>> Start MATERIAL FOR THE TASK

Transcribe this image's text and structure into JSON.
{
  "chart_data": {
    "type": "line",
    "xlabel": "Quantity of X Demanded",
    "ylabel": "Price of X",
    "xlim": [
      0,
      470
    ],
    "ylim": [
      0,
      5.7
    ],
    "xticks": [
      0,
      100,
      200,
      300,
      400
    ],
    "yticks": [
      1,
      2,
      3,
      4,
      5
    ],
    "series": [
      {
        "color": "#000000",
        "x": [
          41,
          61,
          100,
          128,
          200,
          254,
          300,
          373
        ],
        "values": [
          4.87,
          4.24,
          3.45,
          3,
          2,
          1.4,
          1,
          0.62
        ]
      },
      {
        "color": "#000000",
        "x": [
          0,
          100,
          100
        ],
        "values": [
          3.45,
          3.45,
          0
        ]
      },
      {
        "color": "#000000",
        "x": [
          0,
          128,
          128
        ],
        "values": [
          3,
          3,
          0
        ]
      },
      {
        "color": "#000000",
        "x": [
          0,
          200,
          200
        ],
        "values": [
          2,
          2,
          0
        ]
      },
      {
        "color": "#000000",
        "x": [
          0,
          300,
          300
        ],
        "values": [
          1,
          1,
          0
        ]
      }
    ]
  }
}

>> End MATERIAL FOR THE TASK
>> Start MATERIAL FOR THE TASK

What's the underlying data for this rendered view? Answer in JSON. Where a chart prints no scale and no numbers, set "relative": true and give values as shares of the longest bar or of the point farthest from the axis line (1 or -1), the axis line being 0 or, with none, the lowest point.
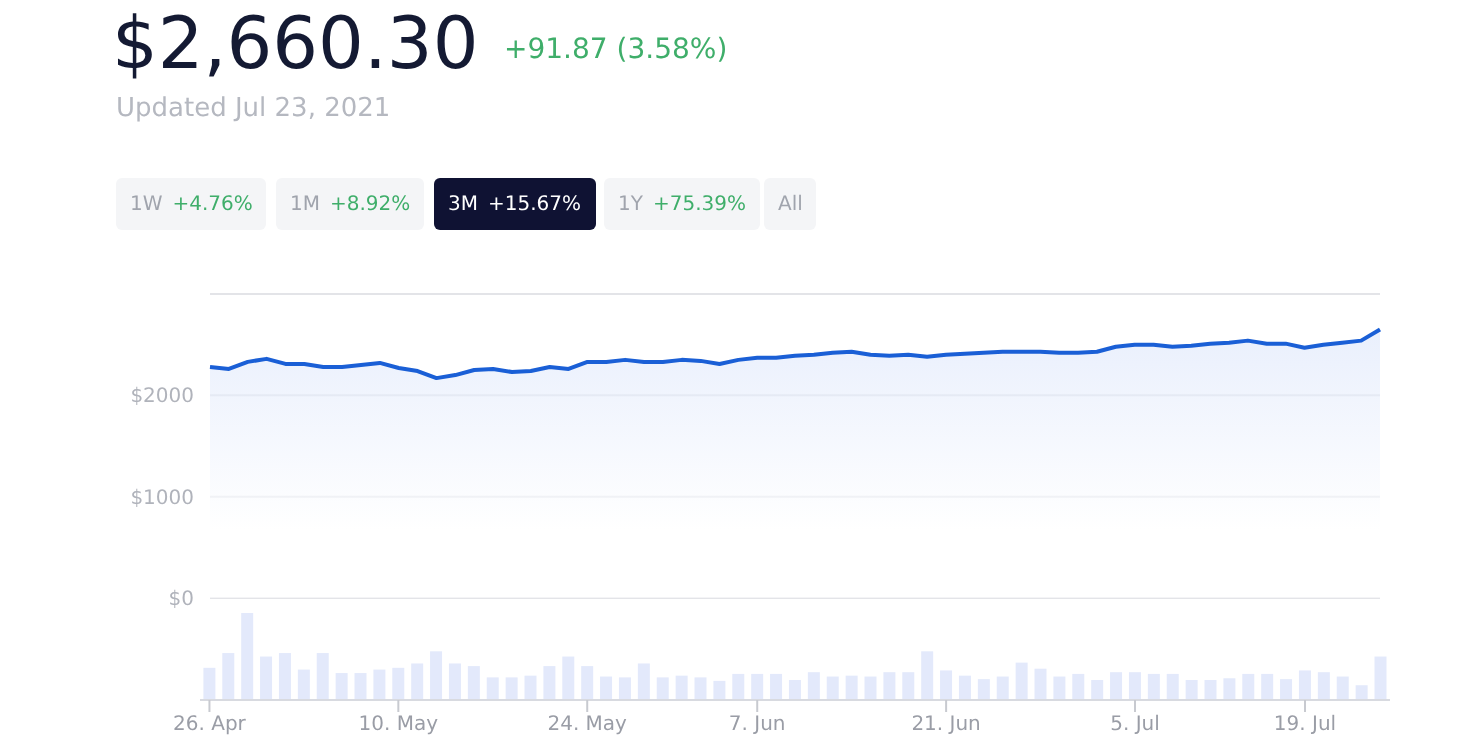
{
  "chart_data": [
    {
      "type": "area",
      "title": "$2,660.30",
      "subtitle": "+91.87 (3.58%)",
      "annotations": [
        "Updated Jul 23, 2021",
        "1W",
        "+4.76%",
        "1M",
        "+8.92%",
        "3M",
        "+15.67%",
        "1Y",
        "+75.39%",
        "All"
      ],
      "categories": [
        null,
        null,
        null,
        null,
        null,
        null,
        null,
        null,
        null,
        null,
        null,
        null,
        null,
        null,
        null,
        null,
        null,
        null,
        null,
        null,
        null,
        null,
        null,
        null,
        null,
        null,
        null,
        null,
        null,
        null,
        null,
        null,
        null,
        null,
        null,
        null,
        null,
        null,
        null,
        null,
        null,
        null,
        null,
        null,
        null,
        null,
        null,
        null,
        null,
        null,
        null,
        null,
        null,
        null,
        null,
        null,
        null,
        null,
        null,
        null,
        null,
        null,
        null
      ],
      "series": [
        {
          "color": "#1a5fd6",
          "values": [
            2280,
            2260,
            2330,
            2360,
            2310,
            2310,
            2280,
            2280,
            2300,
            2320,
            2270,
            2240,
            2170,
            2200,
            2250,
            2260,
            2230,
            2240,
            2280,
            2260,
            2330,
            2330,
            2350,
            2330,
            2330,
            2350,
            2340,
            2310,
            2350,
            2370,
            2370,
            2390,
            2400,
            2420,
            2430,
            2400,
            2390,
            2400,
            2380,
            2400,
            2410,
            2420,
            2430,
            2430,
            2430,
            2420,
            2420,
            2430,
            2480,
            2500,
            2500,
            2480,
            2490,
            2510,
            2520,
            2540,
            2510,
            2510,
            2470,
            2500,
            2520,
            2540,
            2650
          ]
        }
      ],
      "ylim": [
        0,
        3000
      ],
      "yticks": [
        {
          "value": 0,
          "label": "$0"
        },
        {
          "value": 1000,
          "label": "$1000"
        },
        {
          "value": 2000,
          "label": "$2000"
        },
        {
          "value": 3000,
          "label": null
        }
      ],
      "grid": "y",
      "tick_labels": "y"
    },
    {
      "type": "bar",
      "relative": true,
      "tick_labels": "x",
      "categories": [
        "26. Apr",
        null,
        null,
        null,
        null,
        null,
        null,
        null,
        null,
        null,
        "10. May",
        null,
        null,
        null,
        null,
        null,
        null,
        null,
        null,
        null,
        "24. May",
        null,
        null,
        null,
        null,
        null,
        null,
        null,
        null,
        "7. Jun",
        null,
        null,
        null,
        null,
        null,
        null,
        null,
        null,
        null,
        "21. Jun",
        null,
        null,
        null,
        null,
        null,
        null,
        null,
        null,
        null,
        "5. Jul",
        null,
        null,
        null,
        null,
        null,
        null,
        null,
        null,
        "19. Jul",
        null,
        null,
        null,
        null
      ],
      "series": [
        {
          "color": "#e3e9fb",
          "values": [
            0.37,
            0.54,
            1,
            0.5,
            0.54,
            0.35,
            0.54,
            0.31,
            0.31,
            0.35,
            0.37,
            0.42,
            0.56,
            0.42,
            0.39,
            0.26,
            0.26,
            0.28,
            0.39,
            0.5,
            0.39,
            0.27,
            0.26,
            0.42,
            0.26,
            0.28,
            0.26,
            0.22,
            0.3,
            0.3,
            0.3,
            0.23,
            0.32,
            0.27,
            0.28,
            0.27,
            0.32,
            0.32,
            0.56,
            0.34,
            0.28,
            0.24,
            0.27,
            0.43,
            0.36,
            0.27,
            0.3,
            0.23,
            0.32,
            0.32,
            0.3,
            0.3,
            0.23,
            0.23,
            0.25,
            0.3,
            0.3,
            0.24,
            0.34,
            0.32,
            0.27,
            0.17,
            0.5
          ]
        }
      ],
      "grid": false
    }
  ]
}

>> End MATERIAL FOR THE TASK

WHAT THIS TASK INVOLVES: Search the data above for the word "JSON", then gather each line in which it appears.

RESPONSE BELOW:
Transcribe this image's text and structure into JSON.
What's the underlying data for this rendered view? Answer in JSON. Where a chart prints no scale and no numbers, set "relative": true and give values as shares of the longest bar or of the point farthest from the axis line (1 or -1), the axis line being 0 or, with none, the lowest point.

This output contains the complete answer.